---------- TASK MATERIAL ----------
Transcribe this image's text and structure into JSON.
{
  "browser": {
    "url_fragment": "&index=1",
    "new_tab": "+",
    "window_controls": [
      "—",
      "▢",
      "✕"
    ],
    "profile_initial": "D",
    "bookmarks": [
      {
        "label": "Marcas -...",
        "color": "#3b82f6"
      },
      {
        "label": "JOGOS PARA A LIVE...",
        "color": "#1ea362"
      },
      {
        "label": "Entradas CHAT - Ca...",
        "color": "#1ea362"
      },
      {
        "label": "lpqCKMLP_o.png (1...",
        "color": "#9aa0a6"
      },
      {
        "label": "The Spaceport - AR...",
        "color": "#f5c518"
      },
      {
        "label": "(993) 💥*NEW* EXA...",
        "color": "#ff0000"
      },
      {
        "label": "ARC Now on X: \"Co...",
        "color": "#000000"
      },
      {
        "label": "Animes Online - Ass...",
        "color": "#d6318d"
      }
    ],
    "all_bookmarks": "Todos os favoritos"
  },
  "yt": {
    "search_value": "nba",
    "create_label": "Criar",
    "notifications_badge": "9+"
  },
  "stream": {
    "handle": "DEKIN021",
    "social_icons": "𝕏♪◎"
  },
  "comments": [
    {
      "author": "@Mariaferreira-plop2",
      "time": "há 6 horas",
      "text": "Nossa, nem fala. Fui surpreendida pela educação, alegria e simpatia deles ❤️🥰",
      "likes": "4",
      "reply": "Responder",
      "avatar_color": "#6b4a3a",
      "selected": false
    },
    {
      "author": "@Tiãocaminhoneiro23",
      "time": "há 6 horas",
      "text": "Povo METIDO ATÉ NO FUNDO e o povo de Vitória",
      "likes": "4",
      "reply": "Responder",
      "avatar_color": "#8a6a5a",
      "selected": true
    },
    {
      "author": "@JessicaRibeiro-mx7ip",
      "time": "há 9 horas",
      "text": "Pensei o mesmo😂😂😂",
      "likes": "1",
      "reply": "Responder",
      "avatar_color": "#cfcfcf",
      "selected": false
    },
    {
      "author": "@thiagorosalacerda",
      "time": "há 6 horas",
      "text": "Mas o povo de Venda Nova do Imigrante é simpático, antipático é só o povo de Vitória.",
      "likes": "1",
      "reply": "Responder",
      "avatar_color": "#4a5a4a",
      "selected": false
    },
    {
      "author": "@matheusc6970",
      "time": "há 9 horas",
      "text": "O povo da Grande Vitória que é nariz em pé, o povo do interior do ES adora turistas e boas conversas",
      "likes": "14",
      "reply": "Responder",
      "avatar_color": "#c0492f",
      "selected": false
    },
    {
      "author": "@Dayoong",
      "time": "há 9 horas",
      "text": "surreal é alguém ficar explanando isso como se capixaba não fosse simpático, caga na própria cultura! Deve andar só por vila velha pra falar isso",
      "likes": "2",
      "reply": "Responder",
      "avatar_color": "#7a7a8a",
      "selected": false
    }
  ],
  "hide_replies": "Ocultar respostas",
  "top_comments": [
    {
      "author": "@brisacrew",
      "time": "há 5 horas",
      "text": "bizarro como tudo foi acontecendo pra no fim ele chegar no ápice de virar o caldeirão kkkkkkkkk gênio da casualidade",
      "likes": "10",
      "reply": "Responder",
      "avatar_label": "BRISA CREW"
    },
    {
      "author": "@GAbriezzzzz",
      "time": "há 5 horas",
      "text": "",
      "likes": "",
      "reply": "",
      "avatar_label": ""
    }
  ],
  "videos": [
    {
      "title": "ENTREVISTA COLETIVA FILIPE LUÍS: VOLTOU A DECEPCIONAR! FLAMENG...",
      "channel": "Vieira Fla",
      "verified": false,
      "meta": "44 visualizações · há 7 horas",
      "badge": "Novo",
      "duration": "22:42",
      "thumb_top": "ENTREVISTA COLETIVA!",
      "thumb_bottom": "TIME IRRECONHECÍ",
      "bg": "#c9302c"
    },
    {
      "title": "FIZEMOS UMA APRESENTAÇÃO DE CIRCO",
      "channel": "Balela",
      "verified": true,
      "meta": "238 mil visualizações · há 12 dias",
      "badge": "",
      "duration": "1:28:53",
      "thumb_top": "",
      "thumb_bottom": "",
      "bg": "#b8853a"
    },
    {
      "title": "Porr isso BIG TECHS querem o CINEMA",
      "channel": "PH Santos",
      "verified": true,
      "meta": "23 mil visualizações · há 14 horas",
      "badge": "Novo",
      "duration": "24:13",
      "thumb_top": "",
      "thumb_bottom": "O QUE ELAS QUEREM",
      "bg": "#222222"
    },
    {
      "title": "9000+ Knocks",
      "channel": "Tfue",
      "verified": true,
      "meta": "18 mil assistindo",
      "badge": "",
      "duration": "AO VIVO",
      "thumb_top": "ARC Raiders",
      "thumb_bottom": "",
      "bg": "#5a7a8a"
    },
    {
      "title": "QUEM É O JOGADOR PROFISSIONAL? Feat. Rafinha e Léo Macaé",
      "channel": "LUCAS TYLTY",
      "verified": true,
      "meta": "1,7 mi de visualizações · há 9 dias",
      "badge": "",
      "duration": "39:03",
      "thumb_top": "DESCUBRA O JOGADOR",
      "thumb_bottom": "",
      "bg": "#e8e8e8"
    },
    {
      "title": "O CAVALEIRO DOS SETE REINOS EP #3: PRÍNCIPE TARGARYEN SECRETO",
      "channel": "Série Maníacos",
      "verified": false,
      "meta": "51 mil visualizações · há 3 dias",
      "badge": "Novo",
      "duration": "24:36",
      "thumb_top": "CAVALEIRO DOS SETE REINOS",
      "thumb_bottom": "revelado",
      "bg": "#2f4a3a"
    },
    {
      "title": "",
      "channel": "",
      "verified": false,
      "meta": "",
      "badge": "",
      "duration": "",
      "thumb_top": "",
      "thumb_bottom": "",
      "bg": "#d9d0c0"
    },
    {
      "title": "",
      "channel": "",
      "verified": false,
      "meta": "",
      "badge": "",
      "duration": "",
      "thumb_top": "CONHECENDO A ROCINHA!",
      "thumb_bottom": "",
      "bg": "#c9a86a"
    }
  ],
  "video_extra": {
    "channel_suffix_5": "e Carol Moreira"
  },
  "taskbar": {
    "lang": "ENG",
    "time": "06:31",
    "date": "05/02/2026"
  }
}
----------
State how many lines of the material contain the string "JOGADOR", with no other words.

2